Determine how many lines include "aurea". Give the number and nothing else.

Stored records
===

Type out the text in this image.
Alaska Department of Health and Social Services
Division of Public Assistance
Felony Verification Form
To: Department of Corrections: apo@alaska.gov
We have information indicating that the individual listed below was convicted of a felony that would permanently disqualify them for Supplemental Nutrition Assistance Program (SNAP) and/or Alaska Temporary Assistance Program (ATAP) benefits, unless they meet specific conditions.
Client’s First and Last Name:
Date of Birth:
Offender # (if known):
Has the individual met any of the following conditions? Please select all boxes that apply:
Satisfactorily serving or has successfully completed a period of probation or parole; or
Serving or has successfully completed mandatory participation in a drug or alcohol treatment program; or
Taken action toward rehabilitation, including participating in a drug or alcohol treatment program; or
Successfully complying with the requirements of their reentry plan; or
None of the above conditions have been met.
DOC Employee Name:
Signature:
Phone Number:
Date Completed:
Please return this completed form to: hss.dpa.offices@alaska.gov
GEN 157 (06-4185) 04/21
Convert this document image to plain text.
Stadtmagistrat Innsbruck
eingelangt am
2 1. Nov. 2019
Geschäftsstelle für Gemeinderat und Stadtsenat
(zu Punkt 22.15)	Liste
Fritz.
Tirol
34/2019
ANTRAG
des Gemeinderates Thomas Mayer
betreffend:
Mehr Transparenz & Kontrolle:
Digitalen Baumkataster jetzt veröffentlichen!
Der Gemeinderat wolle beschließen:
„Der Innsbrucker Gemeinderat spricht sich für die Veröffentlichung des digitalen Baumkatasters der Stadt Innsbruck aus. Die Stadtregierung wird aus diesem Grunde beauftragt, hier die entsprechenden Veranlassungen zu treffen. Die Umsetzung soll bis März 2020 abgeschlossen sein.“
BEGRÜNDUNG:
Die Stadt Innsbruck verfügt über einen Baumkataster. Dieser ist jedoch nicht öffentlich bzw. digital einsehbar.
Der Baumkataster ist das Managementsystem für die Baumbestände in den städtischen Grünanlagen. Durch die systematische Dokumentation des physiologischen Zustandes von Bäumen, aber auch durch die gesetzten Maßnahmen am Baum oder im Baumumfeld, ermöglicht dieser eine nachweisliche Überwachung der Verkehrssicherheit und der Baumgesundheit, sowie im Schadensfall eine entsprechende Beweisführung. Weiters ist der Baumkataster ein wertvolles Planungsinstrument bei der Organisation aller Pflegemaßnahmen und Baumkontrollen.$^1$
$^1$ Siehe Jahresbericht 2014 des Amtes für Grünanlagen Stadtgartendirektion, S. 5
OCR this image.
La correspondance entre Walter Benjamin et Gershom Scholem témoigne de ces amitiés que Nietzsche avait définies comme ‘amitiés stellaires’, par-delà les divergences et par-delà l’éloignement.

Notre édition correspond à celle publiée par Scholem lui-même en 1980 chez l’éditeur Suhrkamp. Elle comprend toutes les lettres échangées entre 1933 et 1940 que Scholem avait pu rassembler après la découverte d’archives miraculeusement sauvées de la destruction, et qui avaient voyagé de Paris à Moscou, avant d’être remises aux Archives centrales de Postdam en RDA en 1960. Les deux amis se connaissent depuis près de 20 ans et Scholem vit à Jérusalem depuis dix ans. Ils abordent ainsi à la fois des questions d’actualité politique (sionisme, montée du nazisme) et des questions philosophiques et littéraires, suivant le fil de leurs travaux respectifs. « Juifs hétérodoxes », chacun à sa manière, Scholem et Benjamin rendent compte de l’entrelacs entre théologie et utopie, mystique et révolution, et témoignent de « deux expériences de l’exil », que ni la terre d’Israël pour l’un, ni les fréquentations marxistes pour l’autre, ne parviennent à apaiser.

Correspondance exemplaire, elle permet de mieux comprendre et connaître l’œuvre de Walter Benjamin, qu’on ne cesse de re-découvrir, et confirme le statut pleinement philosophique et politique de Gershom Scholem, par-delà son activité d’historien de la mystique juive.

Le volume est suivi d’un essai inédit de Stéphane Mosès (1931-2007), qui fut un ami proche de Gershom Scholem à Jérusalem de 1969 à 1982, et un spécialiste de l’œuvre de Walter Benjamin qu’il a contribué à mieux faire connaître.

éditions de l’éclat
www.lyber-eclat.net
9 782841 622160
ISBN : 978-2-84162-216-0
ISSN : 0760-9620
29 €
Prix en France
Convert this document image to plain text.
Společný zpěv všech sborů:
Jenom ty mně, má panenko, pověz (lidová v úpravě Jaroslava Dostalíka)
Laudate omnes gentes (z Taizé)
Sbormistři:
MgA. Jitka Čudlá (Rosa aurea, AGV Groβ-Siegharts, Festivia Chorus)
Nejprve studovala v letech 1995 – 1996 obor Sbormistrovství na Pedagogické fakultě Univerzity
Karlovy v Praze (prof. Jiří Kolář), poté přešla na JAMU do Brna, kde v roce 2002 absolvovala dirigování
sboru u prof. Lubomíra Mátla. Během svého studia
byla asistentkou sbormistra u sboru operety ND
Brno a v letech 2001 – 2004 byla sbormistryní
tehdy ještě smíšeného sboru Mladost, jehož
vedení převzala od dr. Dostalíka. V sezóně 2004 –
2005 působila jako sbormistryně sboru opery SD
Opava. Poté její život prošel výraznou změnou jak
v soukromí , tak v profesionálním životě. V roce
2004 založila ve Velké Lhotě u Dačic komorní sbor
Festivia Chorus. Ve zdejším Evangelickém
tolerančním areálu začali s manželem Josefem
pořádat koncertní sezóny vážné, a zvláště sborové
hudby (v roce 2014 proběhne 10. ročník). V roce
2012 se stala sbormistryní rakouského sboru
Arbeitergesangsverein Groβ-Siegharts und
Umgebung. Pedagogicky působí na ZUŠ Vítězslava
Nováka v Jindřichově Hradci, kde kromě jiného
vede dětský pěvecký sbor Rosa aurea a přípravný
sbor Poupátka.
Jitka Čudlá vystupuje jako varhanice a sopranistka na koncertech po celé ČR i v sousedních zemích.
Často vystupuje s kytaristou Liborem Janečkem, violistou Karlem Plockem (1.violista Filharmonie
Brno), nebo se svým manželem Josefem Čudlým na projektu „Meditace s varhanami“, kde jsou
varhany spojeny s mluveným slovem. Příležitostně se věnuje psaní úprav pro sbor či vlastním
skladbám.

===

Answer for this exercise -
2